- Your goal
Transcribe all records exactly.
** start of Material for the task **
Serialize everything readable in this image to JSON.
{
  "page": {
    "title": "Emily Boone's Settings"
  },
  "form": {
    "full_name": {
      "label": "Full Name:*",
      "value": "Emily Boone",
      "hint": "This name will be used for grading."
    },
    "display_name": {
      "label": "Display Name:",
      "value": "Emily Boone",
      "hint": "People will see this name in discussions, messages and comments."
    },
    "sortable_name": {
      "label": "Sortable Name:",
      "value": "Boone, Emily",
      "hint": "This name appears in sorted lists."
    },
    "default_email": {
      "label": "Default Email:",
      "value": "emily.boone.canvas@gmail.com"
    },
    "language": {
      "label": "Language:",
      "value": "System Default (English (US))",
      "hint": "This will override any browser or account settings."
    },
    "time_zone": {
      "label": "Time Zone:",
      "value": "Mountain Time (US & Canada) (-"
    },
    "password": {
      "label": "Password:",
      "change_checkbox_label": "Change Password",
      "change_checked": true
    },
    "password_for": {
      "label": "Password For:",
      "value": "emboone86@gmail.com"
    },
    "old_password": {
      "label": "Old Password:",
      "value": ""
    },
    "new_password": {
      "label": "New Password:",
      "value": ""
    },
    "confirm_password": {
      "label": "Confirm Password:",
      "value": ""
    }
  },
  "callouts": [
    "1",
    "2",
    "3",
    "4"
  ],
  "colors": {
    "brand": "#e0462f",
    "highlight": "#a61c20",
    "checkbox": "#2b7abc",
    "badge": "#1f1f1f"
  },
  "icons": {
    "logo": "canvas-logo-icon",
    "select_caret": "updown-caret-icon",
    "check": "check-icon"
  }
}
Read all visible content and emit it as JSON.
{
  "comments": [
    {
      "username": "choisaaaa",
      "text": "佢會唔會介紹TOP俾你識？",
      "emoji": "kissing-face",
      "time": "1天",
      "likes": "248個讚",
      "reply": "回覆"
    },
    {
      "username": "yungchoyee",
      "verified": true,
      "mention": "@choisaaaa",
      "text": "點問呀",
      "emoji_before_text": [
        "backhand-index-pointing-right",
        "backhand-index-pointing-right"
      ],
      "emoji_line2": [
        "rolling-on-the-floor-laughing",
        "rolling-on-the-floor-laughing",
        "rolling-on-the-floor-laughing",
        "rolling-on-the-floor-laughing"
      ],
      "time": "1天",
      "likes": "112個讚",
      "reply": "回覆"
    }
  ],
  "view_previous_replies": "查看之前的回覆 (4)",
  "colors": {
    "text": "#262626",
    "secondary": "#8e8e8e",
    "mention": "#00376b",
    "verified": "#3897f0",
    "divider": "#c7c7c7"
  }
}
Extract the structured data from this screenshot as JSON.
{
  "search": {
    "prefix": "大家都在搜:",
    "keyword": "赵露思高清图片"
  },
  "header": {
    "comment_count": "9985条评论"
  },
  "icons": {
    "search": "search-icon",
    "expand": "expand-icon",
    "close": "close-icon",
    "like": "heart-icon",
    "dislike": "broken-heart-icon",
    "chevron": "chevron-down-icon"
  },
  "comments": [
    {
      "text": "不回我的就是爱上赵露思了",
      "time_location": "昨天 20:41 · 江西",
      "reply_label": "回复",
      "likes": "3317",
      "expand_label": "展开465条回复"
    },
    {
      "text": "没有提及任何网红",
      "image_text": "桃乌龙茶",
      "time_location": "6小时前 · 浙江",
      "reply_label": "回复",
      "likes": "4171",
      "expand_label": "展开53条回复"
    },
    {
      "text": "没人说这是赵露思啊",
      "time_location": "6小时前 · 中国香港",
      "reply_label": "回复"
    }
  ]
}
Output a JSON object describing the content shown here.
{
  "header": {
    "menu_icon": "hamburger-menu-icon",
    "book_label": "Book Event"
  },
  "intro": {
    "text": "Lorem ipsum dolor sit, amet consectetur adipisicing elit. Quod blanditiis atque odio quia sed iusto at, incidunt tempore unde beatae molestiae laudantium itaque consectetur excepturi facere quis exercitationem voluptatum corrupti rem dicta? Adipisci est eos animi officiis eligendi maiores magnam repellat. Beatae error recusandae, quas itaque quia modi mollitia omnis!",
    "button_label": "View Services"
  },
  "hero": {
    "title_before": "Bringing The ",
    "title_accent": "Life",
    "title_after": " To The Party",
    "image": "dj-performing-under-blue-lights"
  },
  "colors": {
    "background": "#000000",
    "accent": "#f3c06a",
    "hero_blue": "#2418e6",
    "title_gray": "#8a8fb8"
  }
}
** end of Material for the task **
- Exercise answer
Serialize everything readable in this image to JSON.
{
  "page": {
    "title": "Emily Boone's Settings"
  },
  "form": {
    "full_name": {
      "label": "Full Name:*",
      "value": "Emily Boone",
      "hint": "This name will be used for grading."
    },
    "display_name": {
      "label": "Display Name:",
      "value": "Emily Boone",
      "hint": "People will see this name in discussions, messages and comments."
    },
    "sortable_name": {
      "label": "Sortable Name:",
      "value": "Boone, Emily",
      "hint": "This name appears in sorted lists."
    },
    "default_email": {
      "label": "Default Email:",
      "value": "emily.boone.canvas@gmail.com"
    },
    "language": {
      "label": "Language:",
      "value": "System Default (English (US))",
      "hint": "This will override any browser or account settings."
    },
    "time_zone": {
      "label": "Time Zone:",
      "value": "Mountain Time (US & Canada) (-"
    },
    "password": {
      "label": "Password:",
      "change_checkbox_label": "Change Password",
      "change_checked": true
    },
    "password_for": {
      "label": "Password For:",
      "value": "emboone86@gmail.com"
    },
    "old_password": {
      "label": "Old Password:",
      "value": ""
    },
    "new_password": {
      "label": "New Password:",
      "value": ""
    },
    "confirm_password": {
      "label": "Confirm Password:",
      "value": ""
    }
  },
  "callouts": [
    "1",
    "2",
    "3",
    "4"
  ],
  "colors": {
    "brand": "#e0462f",
    "highlight": "#a61c20",
    "checkbox": "#2b7abc",
    "badge": "#1f1f1f"
  },
  "icons": {
    "logo": "canvas-logo-icon",
    "select_caret": "updown-caret-icon",
    "check": "check-icon"
  }
}
Read all visible content and emit it as JSON.
{
  "comments": [
    {
      "username": "choisaaaa",
      "text": "佢會唔會介紹TOP俾你識？",
      "emoji": "kissing-face",
      "time": "1天",
      "likes": "248個讚",
      "reply": "回覆"
    },
    {
      "username": "yungchoyee",
      "verified": true,
      "mention": "@choisaaaa",
      "text": "點問呀",
      "emoji_before_text": [
        "backhand-index-pointing-right",
        "backhand-index-pointing-right"
      ],
      "emoji_line2": [
        "rolling-on-the-floor-laughing",
        "rolling-on-the-floor-laughing",
        "rolling-on-the-floor-laughing",
        "rolling-on-the-floor-laughing"
      ],
      "time": "1天",
      "likes": "112個讚",
      "reply": "回覆"
    }
  ],
  "view_previous_replies": "查看之前的回覆 (4)",
  "colors": {
    "text": "#262626",
    "secondary": "#8e8e8e",
    "mention": "#00376b",
    "verified": "#3897f0",
    "divider": "#c7c7c7"
  }
}
Extract the structured data from this screenshot as JSON.
{
  "search": {
    "prefix": "大家都在搜:",
    "keyword": "赵露思高清图片"
  },
  "header": {
    "comment_count": "9985条评论"
  },
  "icons": {
    "search": "search-icon",
    "expand": "expand-icon",
    "close": "close-icon",
    "like": "heart-icon",
    "dislike": "broken-heart-icon",
    "chevron": "chevron-down-icon"
  },
  "comments": [
    {
      "text": "不回我的就是爱上赵露思了",
      "time_location": "昨天 20:41 · 江西",
      "reply_label": "回复",
      "likes": "3317",
      "expand_label": "展开465条回复"
    },
    {
      "text": "没有提及任何网红",
      "image_text": "桃乌龙茶",
      "time_location": "6小时前 · 浙江",
      "reply_label": "回复",
      "likes": "4171",
      "expand_label": "展开53条回复"
    },
    {
      "text": "没人说这是赵露思啊",
      "time_location": "6小时前 · 中国香港",
      "reply_label": "回复"
    }
  ]
}
Output a JSON object describing the content shown here.
{
  "header": {
    "menu_icon": "hamburger-menu-icon",
    "book_label": "Book Event"
  },
  "intro": {
    "text": "Lorem ipsum dolor sit, amet consectetur adipisicing elit. Quod blanditiis atque odio quia sed iusto at, incidunt tempore unde beatae molestiae laudantium itaque consectetur excepturi facere quis exercitationem voluptatum corrupti rem dicta? Adipisci est eos animi officiis eligendi maiores magnam repellat. Beatae error recusandae, quas itaque quia modi mollitia omnis!",
    "button_label": "View Services"
  },
  "hero": {
    "title_before": "Bringing The ",
    "title_accent": "Life",
    "title_after": " To The Party",
    "image": "dj-performing-under-blue-lights"
  },
  "colors": {
    "background": "#000000",
    "accent": "#f3c06a",
    "hero_blue": "#2418e6",
    "title_gray": "#8a8fb8"
  }
}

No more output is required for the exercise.